■ **Directions**: Find the lines that hold the word "point" and return them.

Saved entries
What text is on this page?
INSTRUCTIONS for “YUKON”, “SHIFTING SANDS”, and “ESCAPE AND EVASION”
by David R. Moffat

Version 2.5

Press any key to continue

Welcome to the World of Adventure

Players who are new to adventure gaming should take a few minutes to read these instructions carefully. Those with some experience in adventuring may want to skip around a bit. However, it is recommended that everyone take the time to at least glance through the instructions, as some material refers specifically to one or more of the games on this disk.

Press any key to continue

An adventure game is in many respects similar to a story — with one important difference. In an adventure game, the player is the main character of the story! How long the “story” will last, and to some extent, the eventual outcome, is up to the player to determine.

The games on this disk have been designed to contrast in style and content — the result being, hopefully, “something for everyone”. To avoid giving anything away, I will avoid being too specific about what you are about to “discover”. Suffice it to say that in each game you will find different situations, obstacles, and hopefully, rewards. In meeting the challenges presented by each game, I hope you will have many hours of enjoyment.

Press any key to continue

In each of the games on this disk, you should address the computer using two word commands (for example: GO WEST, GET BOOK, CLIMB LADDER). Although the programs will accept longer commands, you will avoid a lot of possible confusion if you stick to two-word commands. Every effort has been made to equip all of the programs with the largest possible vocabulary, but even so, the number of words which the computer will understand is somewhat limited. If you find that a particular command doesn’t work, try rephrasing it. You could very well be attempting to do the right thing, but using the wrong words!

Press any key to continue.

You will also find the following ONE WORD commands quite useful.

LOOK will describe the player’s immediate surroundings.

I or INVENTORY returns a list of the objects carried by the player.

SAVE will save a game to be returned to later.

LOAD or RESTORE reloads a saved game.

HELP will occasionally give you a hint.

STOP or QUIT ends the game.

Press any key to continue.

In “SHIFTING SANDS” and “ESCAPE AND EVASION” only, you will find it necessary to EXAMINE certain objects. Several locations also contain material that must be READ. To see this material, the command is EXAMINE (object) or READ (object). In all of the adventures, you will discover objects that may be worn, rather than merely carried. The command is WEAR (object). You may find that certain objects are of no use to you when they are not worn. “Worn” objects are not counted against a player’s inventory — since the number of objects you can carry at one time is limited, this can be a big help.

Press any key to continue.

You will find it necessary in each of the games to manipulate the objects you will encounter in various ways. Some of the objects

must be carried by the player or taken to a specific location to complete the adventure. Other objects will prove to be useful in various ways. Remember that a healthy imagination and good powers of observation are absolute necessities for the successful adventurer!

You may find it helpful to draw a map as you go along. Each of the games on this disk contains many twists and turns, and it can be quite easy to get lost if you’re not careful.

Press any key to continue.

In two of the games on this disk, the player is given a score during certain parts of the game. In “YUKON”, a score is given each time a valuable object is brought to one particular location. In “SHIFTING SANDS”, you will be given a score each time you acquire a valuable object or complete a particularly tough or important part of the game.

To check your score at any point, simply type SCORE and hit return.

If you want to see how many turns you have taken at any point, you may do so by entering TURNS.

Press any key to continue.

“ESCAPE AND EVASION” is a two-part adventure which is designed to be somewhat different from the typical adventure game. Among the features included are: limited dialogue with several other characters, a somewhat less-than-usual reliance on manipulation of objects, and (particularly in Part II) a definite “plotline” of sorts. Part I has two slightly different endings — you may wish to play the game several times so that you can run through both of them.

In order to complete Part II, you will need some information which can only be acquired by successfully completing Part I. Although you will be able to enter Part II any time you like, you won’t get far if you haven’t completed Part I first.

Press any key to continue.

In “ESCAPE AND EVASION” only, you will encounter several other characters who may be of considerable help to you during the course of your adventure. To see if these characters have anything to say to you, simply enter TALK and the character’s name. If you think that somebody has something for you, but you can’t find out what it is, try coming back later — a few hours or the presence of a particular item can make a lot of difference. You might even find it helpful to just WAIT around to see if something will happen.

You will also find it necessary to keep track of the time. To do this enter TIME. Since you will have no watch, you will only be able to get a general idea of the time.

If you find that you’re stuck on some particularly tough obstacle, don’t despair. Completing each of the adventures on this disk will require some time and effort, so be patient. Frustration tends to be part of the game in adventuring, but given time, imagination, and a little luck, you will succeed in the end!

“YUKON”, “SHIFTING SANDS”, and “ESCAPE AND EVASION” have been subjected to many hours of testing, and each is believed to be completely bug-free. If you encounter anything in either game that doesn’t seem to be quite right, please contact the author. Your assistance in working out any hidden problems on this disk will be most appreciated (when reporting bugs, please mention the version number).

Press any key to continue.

■ **Exercise result**:
To check your score at any point, simply type SCORE and hit return.
If you want to see how many turns you have taken at any point, you may do so by entering TURNS.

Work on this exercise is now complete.